DIRECTIVE:
Please give the entries again in full and exactly, without any picture.

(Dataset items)
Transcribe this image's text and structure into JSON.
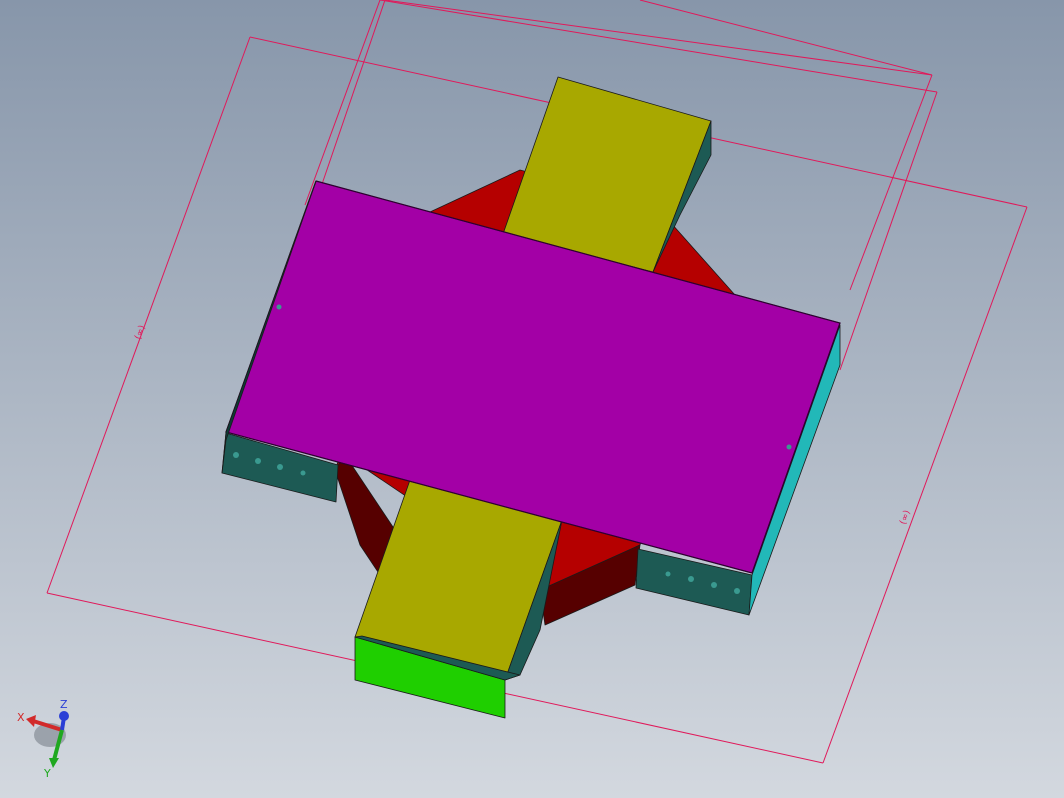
{
  "viewport": {
    "background_top": "#8796aa",
    "background_bottom": "#d3d8df"
  },
  "model": {
    "colors": {
      "top_plate": "#a300a6",
      "top_plate_edge": "#2e0030",
      "branch_top": "#a8a800",
      "octagon": "#b50000",
      "octagon_dark": "#560000",
      "side_wall": "#1d5a54",
      "side_wall_dark": "#0d3a36",
      "side_right": "#22b8b8",
      "end_cap": "#1fcf00",
      "hole": "#3a9a90"
    }
  },
  "dimensions": {
    "color": "#e0195a",
    "labels": [
      "(∞)",
      "(∞)"
    ]
  },
  "triad": {
    "x_label": "X",
    "y_label": "Y",
    "z_label": "Z",
    "x_color": "#d22a2a",
    "y_color": "#1fa81f",
    "z_color": "#2a3fd6"
  }
}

EXERCISE RESPONSE:
Transcribe this image's text and structure into JSON.
{
  "viewport": {
    "background_top": "#8796aa",
    "background_bottom": "#d3d8df"
  },
  "model": {
    "colors": {
      "top_plate": "#a300a6",
      "top_plate_edge": "#2e0030",
      "branch_top": "#a8a800",
      "octagon": "#b50000",
      "octagon_dark": "#560000",
      "side_wall": "#1d5a54",
      "side_wall_dark": "#0d3a36",
      "side_right": "#22b8b8",
      "end_cap": "#1fcf00",
      "hole": "#3a9a90"
    }
  },
  "dimensions": {
    "color": "#e0195a",
    "labels": [
      "(∞)",
      "(∞)"
    ]
  },
  "triad": {
    "x_label": "X",
    "y_label": "Y",
    "z_label": "Z",
    "x_color": "#d22a2a",
    "y_color": "#1fa81f",
    "z_color": "#2a3fd6"
  }
}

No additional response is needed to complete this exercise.